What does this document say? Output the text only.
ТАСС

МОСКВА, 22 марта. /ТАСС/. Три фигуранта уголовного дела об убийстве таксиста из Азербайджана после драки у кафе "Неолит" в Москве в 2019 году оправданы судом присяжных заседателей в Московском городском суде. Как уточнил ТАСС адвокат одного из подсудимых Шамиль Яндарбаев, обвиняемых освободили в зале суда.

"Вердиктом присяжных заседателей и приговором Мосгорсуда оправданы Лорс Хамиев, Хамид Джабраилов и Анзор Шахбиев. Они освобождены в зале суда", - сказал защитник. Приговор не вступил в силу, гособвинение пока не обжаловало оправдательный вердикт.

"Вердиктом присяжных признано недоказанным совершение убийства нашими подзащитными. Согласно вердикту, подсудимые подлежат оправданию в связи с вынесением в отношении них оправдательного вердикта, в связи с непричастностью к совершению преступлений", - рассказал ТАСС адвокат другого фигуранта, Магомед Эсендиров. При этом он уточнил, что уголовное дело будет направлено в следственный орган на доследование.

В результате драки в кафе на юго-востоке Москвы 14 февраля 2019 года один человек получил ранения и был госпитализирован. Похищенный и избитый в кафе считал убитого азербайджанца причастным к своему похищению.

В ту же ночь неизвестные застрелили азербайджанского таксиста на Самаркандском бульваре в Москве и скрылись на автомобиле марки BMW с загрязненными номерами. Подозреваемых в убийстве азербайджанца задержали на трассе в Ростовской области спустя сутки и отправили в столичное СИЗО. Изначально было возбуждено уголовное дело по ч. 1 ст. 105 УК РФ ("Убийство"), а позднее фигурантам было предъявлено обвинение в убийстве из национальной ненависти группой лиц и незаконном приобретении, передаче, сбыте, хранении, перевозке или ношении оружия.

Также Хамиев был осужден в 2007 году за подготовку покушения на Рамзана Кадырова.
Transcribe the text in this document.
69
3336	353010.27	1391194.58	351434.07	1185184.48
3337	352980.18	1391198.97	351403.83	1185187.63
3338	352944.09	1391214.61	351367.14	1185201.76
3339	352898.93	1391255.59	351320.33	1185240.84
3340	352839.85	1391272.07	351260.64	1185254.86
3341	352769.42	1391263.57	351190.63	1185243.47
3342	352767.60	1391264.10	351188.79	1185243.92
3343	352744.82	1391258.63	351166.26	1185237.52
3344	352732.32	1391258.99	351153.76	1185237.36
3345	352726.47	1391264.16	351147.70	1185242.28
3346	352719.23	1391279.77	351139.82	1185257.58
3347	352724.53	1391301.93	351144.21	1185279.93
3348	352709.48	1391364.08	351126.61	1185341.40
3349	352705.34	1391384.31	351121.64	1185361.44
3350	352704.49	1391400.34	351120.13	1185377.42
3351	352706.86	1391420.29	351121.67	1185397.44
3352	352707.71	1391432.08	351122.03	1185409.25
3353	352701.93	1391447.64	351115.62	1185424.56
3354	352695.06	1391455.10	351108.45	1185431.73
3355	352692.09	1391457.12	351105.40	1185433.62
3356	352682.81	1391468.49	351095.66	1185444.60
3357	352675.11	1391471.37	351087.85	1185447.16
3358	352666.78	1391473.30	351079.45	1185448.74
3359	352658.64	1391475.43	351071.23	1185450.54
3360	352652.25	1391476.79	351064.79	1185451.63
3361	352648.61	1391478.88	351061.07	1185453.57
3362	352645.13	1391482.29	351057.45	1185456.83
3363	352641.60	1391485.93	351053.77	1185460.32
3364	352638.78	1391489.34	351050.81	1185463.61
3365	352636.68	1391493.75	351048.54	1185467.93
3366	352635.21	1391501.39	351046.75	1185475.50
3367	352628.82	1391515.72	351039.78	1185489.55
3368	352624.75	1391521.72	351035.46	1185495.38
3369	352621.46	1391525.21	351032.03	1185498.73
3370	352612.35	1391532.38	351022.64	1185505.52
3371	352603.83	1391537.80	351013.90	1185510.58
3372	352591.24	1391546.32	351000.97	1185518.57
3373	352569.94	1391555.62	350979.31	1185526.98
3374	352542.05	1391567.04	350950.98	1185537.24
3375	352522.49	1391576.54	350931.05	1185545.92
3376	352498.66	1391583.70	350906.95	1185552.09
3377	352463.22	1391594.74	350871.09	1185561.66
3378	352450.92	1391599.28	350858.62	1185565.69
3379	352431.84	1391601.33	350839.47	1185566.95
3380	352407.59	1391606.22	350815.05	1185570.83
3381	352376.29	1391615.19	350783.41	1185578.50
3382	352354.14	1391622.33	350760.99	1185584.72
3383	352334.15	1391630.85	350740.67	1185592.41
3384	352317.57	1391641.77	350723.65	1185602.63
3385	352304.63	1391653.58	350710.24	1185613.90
★ ★ ★ ★ ★ ★ ★
● **Objective**
Produce an exact copy of all the records.

● **Exercise solution**
What does this document say? Output the text only.
ТАСС

МОСКВА, 22 марта. /ТАСС/. Три фигуранта уголовного дела об убийстве таксиста из Азербайджана после драки у кафе "Неолит" в Москве в 2019 году оправданы судом присяжных заседателей в Московском городском суде. Как уточнил ТАСС адвокат одного из подсудимых Шамиль Яндарбаев, обвиняемых освободили в зале суда.

"Вердиктом присяжных заседателей и приговором Мосгорсуда оправданы Лорс Хамиев, Хамид Джабраилов и Анзор Шахбиев. Они освобождены в зале суда", - сказал защитник. Приговор не вступил в силу, гособвинение пока не обжаловало оправдательный вердикт.

"Вердиктом присяжных признано недоказанным совершение убийства нашими подзащитными. Согласно вердикту, подсудимые подлежат оправданию в связи с вынесением в отношении них оправдательного вердикта, в связи с непричастностью к совершению преступлений", - рассказал ТАСС адвокат другого фигуранта, Магомед Эсендиров. При этом он уточнил, что уголовное дело будет направлено в следственный орган на доследование.

В результате драки в кафе на юго-востоке Москвы 14 февраля 2019 года один человек получил ранения и был госпитализирован. Похищенный и избитый в кафе считал убитого азербайджанца причастным к своему похищению.

В ту же ночь неизвестные застрелили азербайджанского таксиста на Самаркандском бульваре в Москве и скрылись на автомобиле марки BMW с загрязненными номерами. Подозреваемых в убийстве азербайджанца задержали на трассе в Ростовской области спустя сутки и отправили в столичное СИЗО. Изначально было возбуждено уголовное дело по ч. 1 ст. 105 УК РФ ("Убийство"), а позднее фигурантам было предъявлено обвинение в убийстве из национальной ненависти группой лиц и незаконном приобретении, передаче, сбыте, хранении, перевозке или ношении оружия.

Также Хамиев был осужден в 2007 году за подготовку покушения на Рамзана Кадырова.
Transcribe the text in this document.
69
3336	353010.27	1391194.58	351434.07	1185184.48
3337	352980.18	1391198.97	351403.83	1185187.63
3338	352944.09	1391214.61	351367.14	1185201.76
3339	352898.93	1391255.59	351320.33	1185240.84
3340	352839.85	1391272.07	351260.64	1185254.86
3341	352769.42	1391263.57	351190.63	1185243.47
3342	352767.60	1391264.10	351188.79	1185243.92
3343	352744.82	1391258.63	351166.26	1185237.52
3344	352732.32	1391258.99	351153.76	1185237.36
3345	352726.47	1391264.16	351147.70	1185242.28
3346	352719.23	1391279.77	351139.82	1185257.58
3347	352724.53	1391301.93	351144.21	1185279.93
3348	352709.48	1391364.08	351126.61	1185341.40
3349	352705.34	1391384.31	351121.64	1185361.44
3350	352704.49	1391400.34	351120.13	1185377.42
3351	352706.86	1391420.29	351121.67	1185397.44
3352	352707.71	1391432.08	351122.03	1185409.25
3353	352701.93	1391447.64	351115.62	1185424.56
3354	352695.06	1391455.10	351108.45	1185431.73
3355	352692.09	1391457.12	351105.40	1185433.62
3356	352682.81	1391468.49	351095.66	1185444.60
3357	352675.11	1391471.37	351087.85	1185447.16
3358	352666.78	1391473.30	351079.45	1185448.74
3359	352658.64	1391475.43	351071.23	1185450.54
3360	352652.25	1391476.79	351064.79	1185451.63
3361	352648.61	1391478.88	351061.07	1185453.57
3362	352645.13	1391482.29	351057.45	1185456.83
3363	352641.60	1391485.93	351053.77	1185460.32
3364	352638.78	1391489.34	351050.81	1185463.61
3365	352636.68	1391493.75	351048.54	1185467.93
3366	352635.21	1391501.39	351046.75	1185475.50
3367	352628.82	1391515.72	351039.78	1185489.55
3368	352624.75	1391521.72	351035.46	1185495.38
3369	352621.46	1391525.21	351032.03	1185498.73
3370	352612.35	1391532.38	351022.64	1185505.52
3371	352603.83	1391537.80	351013.90	1185510.58
3372	352591.24	1391546.32	351000.97	1185518.57
3373	352569.94	1391555.62	350979.31	1185526.98
3374	352542.05	1391567.04	350950.98	1185537.24
3375	352522.49	1391576.54	350931.05	1185545.92
3376	352498.66	1391583.70	350906.95	1185552.09
3377	352463.22	1391594.74	350871.09	1185561.66
3378	352450.92	1391599.28	350858.62	1185565.69
3379	352431.84	1391601.33	350839.47	1185566.95
3380	352407.59	1391606.22	350815.05	1185570.83
3381	352376.29	1391615.19	350783.41	1185578.50
3382	352354.14	1391622.33	350760.99	1185584.72
3383	352334.15	1391630.85	350740.67	1185592.41
3384	352317.57	1391641.77	350723.65	1185602.63
3385	352304.63	1391653.58	350710.24	1185613.90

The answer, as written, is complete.